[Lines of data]
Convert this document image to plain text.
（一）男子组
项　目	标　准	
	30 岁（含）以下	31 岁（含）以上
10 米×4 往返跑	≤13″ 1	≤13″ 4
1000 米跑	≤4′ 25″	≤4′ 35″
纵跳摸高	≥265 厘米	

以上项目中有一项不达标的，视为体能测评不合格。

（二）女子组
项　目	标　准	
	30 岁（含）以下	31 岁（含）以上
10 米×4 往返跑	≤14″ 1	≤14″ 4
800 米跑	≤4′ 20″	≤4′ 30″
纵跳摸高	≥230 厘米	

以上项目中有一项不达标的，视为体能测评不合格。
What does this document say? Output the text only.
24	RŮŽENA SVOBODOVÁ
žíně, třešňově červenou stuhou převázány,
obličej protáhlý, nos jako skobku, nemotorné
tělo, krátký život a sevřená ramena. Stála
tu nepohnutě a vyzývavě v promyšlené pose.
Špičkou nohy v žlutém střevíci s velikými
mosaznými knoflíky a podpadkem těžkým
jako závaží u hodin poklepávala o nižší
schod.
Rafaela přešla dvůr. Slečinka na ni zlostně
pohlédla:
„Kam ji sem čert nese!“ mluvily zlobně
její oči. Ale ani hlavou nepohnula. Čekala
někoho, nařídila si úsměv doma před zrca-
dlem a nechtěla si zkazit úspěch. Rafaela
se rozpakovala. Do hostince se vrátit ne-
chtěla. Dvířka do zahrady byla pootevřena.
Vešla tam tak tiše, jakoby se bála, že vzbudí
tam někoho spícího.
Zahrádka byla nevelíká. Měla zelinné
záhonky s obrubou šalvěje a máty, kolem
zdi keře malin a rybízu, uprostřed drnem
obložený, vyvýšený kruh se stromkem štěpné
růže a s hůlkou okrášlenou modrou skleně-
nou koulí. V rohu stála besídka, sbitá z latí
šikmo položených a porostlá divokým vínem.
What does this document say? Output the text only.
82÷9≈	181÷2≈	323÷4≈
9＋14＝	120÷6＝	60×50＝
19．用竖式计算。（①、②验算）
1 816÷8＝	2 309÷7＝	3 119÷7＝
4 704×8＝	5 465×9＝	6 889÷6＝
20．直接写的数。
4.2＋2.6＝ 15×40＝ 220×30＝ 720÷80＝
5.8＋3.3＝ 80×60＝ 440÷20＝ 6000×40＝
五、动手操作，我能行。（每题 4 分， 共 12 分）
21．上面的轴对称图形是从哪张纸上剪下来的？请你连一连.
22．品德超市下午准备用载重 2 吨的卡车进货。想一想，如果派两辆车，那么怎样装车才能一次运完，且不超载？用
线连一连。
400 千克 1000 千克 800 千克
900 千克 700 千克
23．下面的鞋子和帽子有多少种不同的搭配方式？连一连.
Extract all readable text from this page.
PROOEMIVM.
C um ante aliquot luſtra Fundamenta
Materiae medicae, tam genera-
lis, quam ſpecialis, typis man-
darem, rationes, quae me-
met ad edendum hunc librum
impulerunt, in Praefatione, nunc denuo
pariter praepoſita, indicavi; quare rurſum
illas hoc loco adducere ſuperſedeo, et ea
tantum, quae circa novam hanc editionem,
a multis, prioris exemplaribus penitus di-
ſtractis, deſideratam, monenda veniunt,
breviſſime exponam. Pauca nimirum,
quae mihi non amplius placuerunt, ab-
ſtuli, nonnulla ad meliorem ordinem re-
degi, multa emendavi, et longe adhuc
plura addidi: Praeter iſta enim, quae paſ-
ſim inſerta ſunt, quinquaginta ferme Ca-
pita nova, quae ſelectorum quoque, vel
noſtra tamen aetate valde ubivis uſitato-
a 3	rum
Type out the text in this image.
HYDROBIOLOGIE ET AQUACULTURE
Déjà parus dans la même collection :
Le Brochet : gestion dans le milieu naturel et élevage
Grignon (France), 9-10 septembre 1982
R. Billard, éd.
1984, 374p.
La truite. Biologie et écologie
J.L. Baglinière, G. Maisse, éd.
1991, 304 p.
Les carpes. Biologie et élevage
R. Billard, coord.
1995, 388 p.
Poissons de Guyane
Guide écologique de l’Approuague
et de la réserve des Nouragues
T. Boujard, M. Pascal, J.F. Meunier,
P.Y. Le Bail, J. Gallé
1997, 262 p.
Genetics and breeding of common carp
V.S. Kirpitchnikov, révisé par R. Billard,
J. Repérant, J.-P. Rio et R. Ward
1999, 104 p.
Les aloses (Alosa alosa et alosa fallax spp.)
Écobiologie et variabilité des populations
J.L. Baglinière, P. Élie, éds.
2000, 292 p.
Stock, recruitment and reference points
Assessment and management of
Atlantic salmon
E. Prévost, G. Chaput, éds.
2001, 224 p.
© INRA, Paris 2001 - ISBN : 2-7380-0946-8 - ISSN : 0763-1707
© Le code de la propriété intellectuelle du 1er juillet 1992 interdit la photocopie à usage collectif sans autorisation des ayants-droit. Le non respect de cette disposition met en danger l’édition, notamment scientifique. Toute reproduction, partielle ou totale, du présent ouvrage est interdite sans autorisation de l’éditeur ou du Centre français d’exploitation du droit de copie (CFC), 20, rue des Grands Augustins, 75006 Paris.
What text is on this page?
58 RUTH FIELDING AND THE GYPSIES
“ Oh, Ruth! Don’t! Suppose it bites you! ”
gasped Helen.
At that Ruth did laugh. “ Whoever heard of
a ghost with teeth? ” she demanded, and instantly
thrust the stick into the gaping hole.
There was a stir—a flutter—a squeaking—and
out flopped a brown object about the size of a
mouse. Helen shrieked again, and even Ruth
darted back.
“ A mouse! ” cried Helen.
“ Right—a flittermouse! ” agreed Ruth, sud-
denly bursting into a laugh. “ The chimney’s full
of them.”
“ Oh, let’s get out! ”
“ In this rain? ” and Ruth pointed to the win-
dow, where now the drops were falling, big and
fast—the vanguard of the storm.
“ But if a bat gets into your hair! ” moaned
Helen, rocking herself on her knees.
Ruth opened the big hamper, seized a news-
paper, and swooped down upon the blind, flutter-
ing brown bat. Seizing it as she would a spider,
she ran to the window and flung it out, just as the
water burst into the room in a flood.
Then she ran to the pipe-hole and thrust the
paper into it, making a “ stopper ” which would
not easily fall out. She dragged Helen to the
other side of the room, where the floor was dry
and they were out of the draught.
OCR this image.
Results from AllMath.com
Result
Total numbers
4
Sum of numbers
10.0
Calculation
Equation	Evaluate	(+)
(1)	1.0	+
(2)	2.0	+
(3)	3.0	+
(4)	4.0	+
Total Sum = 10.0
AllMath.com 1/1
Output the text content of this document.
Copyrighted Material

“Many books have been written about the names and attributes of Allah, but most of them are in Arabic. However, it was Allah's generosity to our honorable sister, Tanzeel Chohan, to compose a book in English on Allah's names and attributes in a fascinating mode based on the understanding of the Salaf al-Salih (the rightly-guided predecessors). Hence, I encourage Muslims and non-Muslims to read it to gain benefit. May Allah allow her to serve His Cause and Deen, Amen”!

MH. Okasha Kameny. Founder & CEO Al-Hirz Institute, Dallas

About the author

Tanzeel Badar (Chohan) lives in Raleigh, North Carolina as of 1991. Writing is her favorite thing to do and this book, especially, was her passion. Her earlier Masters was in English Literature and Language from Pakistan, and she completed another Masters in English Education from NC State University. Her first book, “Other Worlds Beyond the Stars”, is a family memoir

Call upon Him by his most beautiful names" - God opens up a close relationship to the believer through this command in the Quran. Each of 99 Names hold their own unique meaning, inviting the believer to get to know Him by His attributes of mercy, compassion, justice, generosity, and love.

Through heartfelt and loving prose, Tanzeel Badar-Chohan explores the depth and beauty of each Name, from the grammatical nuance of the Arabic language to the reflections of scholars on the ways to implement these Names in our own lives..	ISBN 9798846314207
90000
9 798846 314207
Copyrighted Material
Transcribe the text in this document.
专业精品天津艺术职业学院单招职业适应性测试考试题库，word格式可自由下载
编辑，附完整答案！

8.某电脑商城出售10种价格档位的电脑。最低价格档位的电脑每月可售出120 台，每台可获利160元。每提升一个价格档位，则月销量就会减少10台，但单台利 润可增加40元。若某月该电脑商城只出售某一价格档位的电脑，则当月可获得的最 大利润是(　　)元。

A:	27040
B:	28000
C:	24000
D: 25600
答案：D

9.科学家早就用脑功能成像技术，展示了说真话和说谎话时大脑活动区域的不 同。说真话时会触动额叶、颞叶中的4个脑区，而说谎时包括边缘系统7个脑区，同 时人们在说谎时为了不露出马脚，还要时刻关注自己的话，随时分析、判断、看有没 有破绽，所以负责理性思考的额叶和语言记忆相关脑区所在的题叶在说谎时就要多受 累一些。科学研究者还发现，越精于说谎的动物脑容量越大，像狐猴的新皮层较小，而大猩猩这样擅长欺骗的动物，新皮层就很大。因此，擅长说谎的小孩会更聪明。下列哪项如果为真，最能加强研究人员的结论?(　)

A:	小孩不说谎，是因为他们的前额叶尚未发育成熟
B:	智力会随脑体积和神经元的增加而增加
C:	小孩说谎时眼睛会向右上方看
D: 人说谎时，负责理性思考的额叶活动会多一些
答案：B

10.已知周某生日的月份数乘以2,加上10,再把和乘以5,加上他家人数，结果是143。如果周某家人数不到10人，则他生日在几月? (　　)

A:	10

• _SET EXERCISE_
Look over the listing. Pull out every line with the string "ISBN" in it.

• _EXERCISE RESPONSE_
© INRA, Paris 2001 - ISBN : 2-7380-0946-8 - ISSN : 0763-1707
Through heartfelt and loving prose, Tanzeel Badar-Chohan explores the depth and beauty of each Name, from the grammatical nuance of the Arabic language to the reflections of scholars on the ways to implement these Names in our own lives..	ISBN 9798846314207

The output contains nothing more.